Records for the exercise:
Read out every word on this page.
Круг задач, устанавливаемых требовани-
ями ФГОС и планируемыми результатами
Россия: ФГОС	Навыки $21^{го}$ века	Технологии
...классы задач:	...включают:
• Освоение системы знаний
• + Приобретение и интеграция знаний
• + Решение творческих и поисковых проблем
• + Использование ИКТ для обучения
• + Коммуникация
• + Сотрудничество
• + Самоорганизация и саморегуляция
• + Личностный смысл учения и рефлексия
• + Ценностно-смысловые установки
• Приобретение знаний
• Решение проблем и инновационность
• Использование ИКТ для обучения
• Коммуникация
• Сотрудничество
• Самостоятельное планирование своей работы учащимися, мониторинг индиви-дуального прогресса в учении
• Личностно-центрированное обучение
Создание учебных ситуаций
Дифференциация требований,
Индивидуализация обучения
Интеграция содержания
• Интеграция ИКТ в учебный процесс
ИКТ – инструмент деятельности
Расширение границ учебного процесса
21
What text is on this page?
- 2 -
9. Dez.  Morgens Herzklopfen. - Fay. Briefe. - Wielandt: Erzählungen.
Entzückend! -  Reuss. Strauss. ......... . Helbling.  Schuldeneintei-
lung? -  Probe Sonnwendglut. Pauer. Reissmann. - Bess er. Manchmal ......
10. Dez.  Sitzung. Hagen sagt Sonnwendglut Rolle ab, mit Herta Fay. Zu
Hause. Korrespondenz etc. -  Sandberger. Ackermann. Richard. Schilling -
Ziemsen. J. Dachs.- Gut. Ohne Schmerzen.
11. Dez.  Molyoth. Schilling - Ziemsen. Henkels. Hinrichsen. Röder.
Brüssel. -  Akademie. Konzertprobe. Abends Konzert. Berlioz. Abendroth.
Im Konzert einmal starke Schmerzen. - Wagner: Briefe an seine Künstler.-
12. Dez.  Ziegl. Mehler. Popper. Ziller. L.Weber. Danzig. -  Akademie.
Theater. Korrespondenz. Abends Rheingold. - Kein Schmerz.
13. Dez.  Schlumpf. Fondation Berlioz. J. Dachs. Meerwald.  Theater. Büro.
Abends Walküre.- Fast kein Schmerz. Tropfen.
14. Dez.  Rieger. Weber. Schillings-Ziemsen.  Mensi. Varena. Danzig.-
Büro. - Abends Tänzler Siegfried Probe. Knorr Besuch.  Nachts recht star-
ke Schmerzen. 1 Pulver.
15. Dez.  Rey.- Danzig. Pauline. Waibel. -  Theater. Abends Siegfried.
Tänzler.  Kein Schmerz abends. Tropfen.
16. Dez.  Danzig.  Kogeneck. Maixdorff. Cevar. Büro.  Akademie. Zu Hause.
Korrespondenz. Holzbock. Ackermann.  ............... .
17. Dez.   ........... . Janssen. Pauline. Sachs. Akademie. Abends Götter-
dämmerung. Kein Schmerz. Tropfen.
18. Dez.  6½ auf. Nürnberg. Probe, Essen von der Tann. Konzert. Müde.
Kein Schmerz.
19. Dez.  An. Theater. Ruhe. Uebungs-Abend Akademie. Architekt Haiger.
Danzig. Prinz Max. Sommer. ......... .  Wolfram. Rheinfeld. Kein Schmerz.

Aim of the task: The whole listing above needs to be written out again exactly.

Response to this task:
Read out every word on this page.
Круг задач, устанавливаемых требовани-
ями ФГОС и планируемыми результатами
Россия: ФГОС	Навыки $21^{го}$ века	Технологии
...классы задач:	...включают:
• Освоение системы знаний
• + Приобретение и интеграция знаний
• + Решение творческих и поисковых проблем
• + Использование ИКТ для обучения
• + Коммуникация
• + Сотрудничество
• + Самоорганизация и саморегуляция
• + Личностный смысл учения и рефлексия
• + Ценностно-смысловые установки
• Приобретение знаний
• Решение проблем и инновационность
• Использование ИКТ для обучения
• Коммуникация
• Сотрудничество
• Самостоятельное планирование своей работы учащимися, мониторинг индиви-дуального прогресса в учении
• Личностно-центрированное обучение
Создание учебных ситуаций
Дифференциация требований,
Индивидуализация обучения
Интеграция содержания
• Интеграция ИКТ в учебный процесс
ИКТ – инструмент деятельности
Расширение границ учебного процесса
21
What text is on this page?
- 2 -
9. Dez.  Morgens Herzklopfen. - Fay. Briefe. - Wielandt: Erzählungen.
Entzückend! -  Reuss. Strauss. ......... . Helbling.  Schuldeneintei-
lung? -  Probe Sonnwendglut. Pauer. Reissmann. - Bess er. Manchmal ......
10. Dez.  Sitzung. Hagen sagt Sonnwendglut Rolle ab, mit Herta Fay. Zu
Hause. Korrespondenz etc. -  Sandberger. Ackermann. Richard. Schilling -
Ziemsen. J. Dachs.- Gut. Ohne Schmerzen.
11. Dez.  Molyoth. Schilling - Ziemsen. Henkels. Hinrichsen. Röder.
Brüssel. -  Akademie. Konzertprobe. Abends Konzert. Berlioz. Abendroth.
Im Konzert einmal starke Schmerzen. - Wagner: Briefe an seine Künstler.-
12. Dez.  Ziegl. Mehler. Popper. Ziller. L.Weber. Danzig. -  Akademie.
Theater. Korrespondenz. Abends Rheingold. - Kein Schmerz.
13. Dez.  Schlumpf. Fondation Berlioz. J. Dachs. Meerwald.  Theater. Büro.
Abends Walküre.- Fast kein Schmerz. Tropfen.
14. Dez.  Rieger. Weber. Schillings-Ziemsen.  Mensi. Varena. Danzig.-
Büro. - Abends Tänzler Siegfried Probe. Knorr Besuch.  Nachts recht star-
ke Schmerzen. 1 Pulver.
15. Dez.  Rey.- Danzig. Pauline. Waibel. -  Theater. Abends Siegfried.
Tänzler.  Kein Schmerz abends. Tropfen.
16. Dez.  Danzig.  Kogeneck. Maixdorff. Cevar. Büro.  Akademie. Zu Hause.
Korrespondenz. Holzbock. Ackermann.  ............... .
17. Dez.   ........... . Janssen. Pauline. Sachs. Akademie. Abends Götter-
dämmerung. Kein Schmerz. Tropfen.
18. Dez.  6½ auf. Nürnberg. Probe, Essen von der Tann. Konzert. Müde.
Kein Schmerz.
19. Dez.  An. Theater. Ruhe. Uebungs-Abend Akademie. Architekt Haiger.
Danzig. Prinz Max. Sommer. ......... .  Wolfram. Rheinfeld. Kein Schmerz.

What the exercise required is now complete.